**STATED PROBLEM:** Repeat the listing in full, preserving every character.

══════

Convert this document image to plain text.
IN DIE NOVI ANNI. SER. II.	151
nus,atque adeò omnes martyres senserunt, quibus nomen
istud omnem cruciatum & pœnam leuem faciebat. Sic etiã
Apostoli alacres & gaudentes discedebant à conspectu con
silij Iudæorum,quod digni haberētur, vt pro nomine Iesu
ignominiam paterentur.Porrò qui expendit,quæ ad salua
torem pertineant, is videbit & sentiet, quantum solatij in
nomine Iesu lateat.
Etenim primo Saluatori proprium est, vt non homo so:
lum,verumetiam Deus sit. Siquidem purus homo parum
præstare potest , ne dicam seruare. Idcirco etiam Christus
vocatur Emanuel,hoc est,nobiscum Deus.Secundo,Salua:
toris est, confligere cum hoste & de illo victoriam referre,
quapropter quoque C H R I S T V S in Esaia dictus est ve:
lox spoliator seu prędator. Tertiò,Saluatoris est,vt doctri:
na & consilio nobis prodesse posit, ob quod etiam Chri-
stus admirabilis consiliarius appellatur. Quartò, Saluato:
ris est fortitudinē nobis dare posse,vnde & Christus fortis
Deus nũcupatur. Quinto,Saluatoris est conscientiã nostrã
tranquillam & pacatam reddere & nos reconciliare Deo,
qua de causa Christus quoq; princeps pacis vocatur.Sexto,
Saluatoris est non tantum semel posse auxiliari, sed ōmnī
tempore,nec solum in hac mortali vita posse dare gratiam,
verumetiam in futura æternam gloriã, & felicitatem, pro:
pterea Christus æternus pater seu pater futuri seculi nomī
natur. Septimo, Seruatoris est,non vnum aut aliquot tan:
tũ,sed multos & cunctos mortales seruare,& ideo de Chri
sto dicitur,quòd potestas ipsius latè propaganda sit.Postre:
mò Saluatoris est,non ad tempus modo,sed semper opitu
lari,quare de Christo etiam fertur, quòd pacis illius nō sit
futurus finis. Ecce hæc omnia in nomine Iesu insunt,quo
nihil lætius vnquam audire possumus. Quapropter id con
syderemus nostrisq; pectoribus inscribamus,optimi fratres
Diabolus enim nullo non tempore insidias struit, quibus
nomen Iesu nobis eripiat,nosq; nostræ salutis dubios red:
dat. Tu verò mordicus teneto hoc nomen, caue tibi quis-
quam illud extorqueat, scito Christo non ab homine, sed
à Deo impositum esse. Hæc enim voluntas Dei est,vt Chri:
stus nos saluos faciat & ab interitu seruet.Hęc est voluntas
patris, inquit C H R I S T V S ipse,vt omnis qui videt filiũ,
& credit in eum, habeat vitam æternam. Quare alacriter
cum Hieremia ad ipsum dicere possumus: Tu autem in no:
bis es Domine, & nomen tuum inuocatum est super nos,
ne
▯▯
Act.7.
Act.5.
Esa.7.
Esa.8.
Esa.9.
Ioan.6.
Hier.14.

══════

**TASK SOLUTION:**
Convert this document image to plain text.
IN DIE NOVI ANNI. SER. II.	151
nus,atque adeò omnes martyres senserunt, quibus nomen
istud omnem cruciatum & pœnam leuem faciebat. Sic etiã
Apostoli alacres & gaudentes discedebant à conspectu con
silij Iudæorum,quod digni haberētur, vt pro nomine Iesu
ignominiam paterentur.Porrò qui expendit,quæ ad salua
torem pertineant, is videbit & sentiet, quantum solatij in
nomine Iesu lateat.
Etenim primo Saluatori proprium est, vt non homo so:
lum,verumetiam Deus sit. Siquidem purus homo parum
præstare potest , ne dicam seruare. Idcirco etiam Christus
vocatur Emanuel,hoc est,nobiscum Deus.Secundo,Salua:
toris est, confligere cum hoste & de illo victoriam referre,
quapropter quoque C H R I S T V S in Esaia dictus est ve:
lox spoliator seu prędator. Tertiò,Saluatoris est,vt doctri:
na & consilio nobis prodesse posit, ob quod etiam Chri-
stus admirabilis consiliarius appellatur. Quartò, Saluato:
ris est fortitudinē nobis dare posse,vnde & Christus fortis
Deus nũcupatur. Quinto,Saluatoris est conscientiã nostrã
tranquillam & pacatam reddere & nos reconciliare Deo,
qua de causa Christus quoq; princeps pacis vocatur.Sexto,
Saluatoris est non tantum semel posse auxiliari, sed ōmnī
tempore,nec solum in hac mortali vita posse dare gratiam,
verumetiam in futura æternam gloriã, & felicitatem, pro:
pterea Christus æternus pater seu pater futuri seculi nomī
natur. Septimo, Seruatoris est,non vnum aut aliquot tan:
tũ,sed multos & cunctos mortales seruare,& ideo de Chri
sto dicitur,quòd potestas ipsius latè propaganda sit.Postre:
mò Saluatoris est,non ad tempus modo,sed semper opitu
lari,quare de Christo etiam fertur, quòd pacis illius nō sit
futurus finis. Ecce hæc omnia in nomine Iesu insunt,quo
nihil lætius vnquam audire possumus. Quapropter id con
syderemus nostrisq; pectoribus inscribamus,optimi fratres
Diabolus enim nullo non tempore insidias struit, quibus
nomen Iesu nobis eripiat,nosq; nostræ salutis dubios red:
dat. Tu verò mordicus teneto hoc nomen, caue tibi quis-
quam illud extorqueat, scito Christo non ab homine, sed
à Deo impositum esse. Hæc enim voluntas Dei est,vt Chri:
stus nos saluos faciat & ab interitu seruet.Hęc est voluntas
patris, inquit C H R I S T V S ipse,vt omnis qui videt filiũ,
& credit in eum, habeat vitam æternam. Quare alacriter
cum Hieremia ad ipsum dicere possumus: Tu autem in no:
bis es Domine, & nomen tuum inuocatum est super nos,
ne
▯▯
Act.7.
Act.5.
Esa.7.
Esa.8.
Esa.9.
Ioan.6.
Hier.14.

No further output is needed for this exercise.